--- Provided information ---

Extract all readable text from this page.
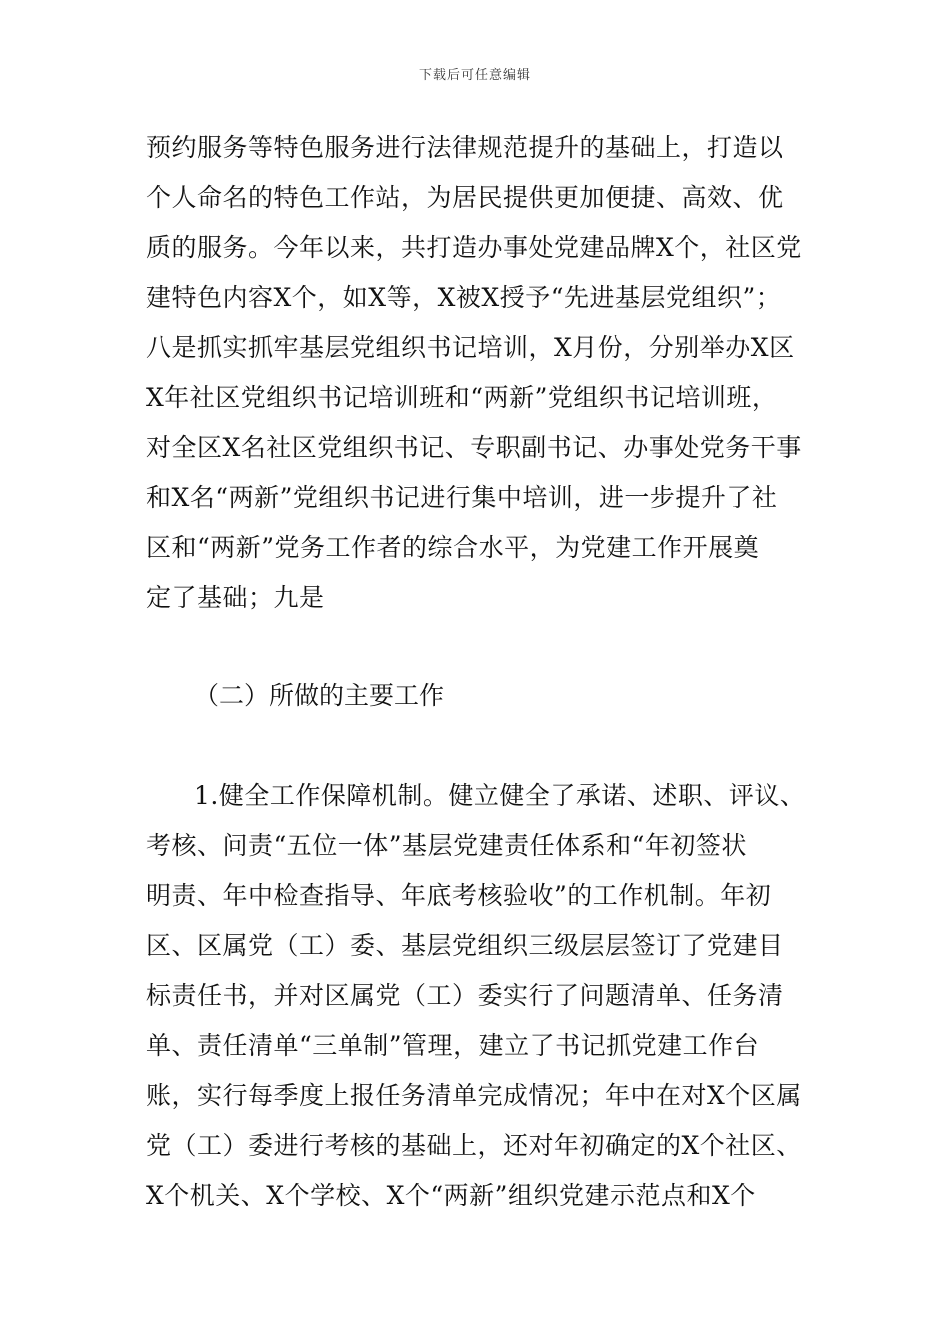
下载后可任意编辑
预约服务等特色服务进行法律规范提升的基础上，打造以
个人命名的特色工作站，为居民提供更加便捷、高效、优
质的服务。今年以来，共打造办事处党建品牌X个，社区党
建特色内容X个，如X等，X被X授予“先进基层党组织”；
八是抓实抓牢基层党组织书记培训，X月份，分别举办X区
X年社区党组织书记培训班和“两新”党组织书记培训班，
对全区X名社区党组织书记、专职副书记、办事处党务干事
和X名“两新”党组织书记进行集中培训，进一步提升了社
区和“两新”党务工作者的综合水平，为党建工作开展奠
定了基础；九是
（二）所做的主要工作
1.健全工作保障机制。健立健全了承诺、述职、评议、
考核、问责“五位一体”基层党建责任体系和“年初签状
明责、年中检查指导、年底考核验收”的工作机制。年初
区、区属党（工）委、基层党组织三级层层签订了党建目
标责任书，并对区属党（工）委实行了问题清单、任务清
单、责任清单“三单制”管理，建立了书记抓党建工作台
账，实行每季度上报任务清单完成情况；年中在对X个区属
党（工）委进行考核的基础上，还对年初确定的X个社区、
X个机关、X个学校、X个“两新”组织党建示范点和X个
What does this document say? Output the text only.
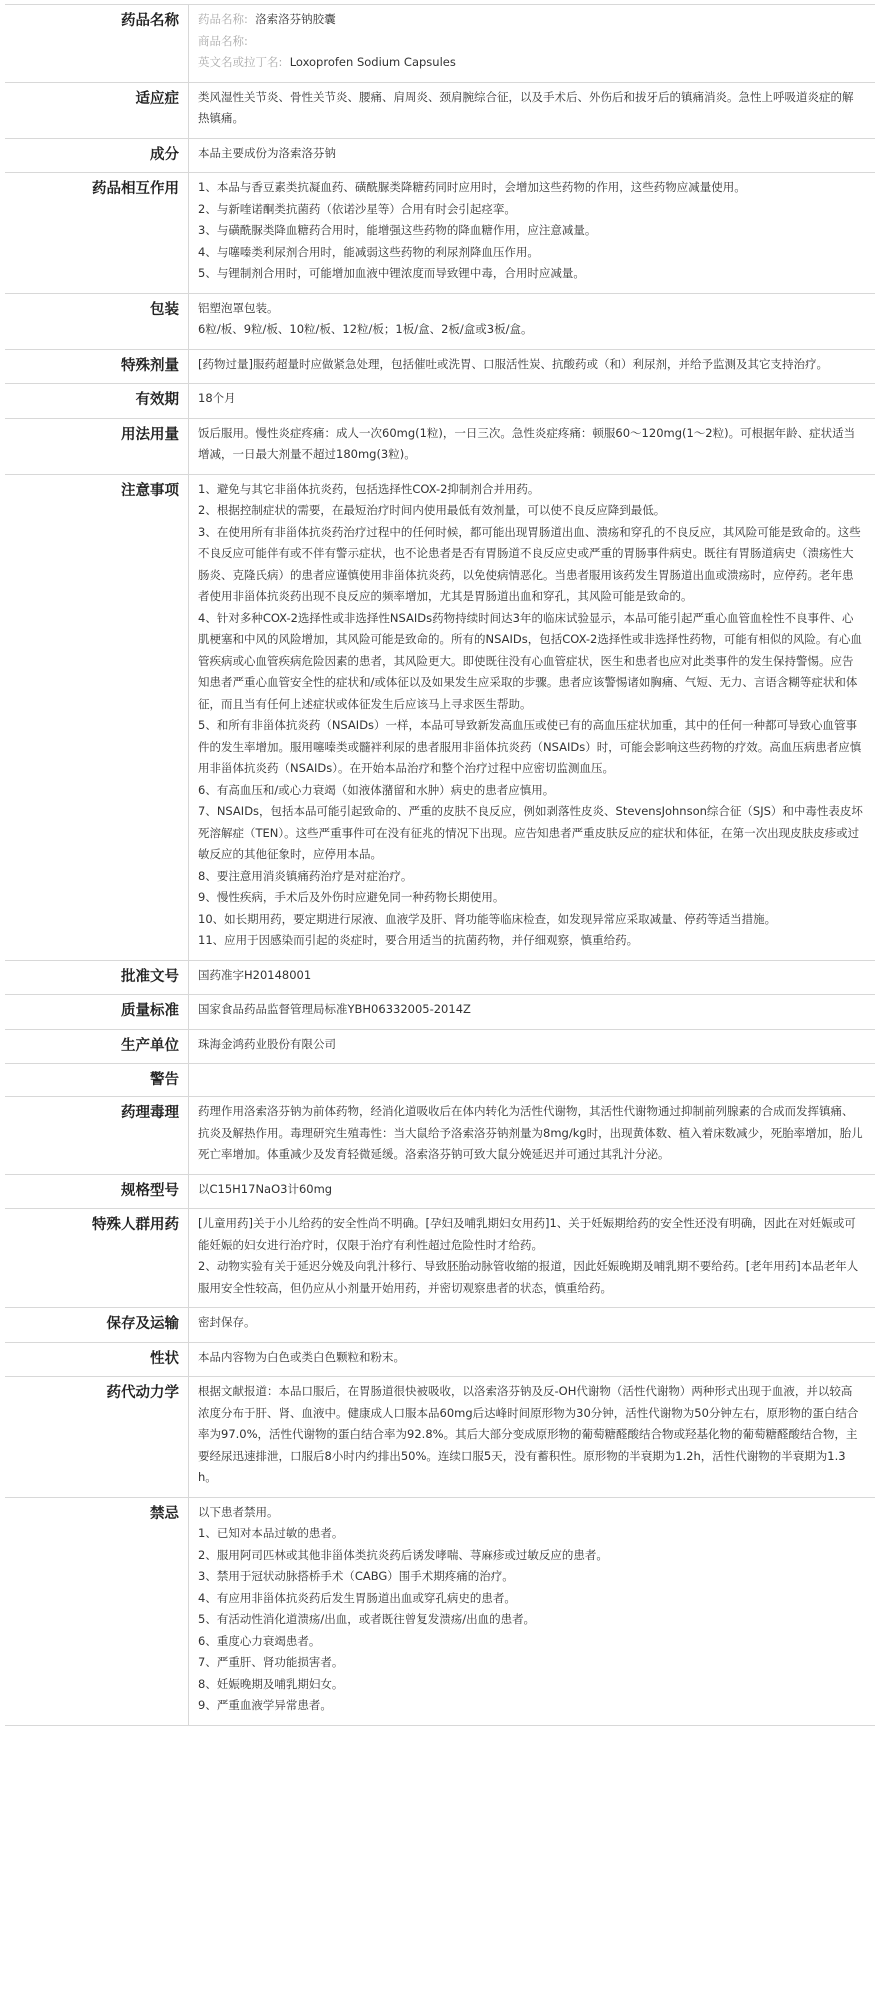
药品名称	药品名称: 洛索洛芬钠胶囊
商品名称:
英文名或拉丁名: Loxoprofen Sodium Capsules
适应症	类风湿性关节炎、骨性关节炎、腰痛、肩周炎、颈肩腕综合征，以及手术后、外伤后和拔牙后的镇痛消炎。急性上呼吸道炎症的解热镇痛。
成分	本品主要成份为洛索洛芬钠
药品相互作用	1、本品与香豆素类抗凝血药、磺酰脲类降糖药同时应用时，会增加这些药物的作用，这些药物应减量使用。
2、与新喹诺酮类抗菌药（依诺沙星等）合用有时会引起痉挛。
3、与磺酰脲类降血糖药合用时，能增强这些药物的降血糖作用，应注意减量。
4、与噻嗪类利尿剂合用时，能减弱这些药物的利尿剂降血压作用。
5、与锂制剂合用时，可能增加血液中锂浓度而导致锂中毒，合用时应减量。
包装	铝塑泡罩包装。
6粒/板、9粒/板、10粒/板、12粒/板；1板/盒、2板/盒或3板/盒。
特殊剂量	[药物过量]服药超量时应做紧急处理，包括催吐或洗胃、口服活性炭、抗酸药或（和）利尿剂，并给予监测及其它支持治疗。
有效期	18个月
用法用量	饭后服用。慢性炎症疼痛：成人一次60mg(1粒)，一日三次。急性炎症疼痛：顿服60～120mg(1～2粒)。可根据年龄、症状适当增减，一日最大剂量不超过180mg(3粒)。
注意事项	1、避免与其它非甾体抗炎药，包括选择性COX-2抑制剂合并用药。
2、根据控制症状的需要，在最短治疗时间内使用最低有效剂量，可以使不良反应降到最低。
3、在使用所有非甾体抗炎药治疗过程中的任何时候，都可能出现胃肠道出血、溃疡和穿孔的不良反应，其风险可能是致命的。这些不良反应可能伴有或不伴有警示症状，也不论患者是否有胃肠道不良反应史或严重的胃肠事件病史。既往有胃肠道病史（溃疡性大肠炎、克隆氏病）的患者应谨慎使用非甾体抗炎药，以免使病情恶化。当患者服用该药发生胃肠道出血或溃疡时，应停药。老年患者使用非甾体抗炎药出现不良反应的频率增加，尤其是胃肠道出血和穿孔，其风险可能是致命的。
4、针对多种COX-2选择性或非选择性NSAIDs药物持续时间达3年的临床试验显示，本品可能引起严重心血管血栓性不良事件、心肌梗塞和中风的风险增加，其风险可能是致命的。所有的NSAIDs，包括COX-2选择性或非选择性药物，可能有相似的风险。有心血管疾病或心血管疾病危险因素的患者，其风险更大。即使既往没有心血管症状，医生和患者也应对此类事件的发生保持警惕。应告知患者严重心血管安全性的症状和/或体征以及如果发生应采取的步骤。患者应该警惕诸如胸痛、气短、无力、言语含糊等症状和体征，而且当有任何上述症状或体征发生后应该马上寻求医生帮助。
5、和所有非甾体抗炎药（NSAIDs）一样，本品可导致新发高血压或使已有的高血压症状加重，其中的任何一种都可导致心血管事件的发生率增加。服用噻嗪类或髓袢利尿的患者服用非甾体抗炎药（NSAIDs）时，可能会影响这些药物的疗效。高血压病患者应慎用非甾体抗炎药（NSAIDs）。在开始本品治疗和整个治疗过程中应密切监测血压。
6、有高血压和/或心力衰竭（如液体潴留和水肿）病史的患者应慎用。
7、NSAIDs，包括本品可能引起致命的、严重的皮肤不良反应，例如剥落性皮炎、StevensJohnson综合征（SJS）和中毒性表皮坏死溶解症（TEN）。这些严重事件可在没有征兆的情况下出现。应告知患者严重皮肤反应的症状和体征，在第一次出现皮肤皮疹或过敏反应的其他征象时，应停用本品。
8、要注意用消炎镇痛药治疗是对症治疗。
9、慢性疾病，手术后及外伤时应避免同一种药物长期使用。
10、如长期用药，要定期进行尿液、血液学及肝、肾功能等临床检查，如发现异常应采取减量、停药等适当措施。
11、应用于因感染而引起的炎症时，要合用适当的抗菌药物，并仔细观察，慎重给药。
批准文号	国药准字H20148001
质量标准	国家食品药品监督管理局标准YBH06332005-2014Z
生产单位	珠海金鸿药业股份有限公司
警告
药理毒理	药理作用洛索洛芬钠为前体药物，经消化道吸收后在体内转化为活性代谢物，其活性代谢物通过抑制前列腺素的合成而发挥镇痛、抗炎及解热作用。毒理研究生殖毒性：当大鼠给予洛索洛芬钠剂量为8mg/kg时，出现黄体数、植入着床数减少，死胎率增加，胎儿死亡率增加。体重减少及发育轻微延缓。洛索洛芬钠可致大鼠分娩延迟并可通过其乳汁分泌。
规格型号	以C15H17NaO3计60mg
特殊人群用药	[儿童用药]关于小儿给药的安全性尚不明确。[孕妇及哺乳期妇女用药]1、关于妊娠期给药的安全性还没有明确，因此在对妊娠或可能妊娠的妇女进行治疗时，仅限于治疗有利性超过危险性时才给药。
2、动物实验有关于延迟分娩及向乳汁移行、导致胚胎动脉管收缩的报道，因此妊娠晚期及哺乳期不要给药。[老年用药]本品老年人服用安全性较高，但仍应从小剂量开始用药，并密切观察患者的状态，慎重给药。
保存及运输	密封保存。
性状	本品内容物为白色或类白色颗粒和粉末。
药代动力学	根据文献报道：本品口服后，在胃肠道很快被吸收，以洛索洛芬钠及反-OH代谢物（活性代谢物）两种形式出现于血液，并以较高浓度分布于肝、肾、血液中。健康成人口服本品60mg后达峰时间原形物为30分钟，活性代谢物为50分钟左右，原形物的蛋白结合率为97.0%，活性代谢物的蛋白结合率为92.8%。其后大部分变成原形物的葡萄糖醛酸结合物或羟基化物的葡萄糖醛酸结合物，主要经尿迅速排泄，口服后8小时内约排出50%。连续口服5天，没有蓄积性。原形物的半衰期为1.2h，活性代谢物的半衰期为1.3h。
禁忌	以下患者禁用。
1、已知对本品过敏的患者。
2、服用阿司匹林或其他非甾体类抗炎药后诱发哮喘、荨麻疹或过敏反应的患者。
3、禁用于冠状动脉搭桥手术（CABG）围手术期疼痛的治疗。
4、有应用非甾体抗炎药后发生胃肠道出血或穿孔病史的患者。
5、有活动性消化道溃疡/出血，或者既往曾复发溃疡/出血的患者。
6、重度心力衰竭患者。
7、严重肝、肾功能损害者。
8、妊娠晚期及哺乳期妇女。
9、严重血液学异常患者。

---

## Task statement
Work out how many lines above have the string "this" in them, and give only the number.

## Task response
2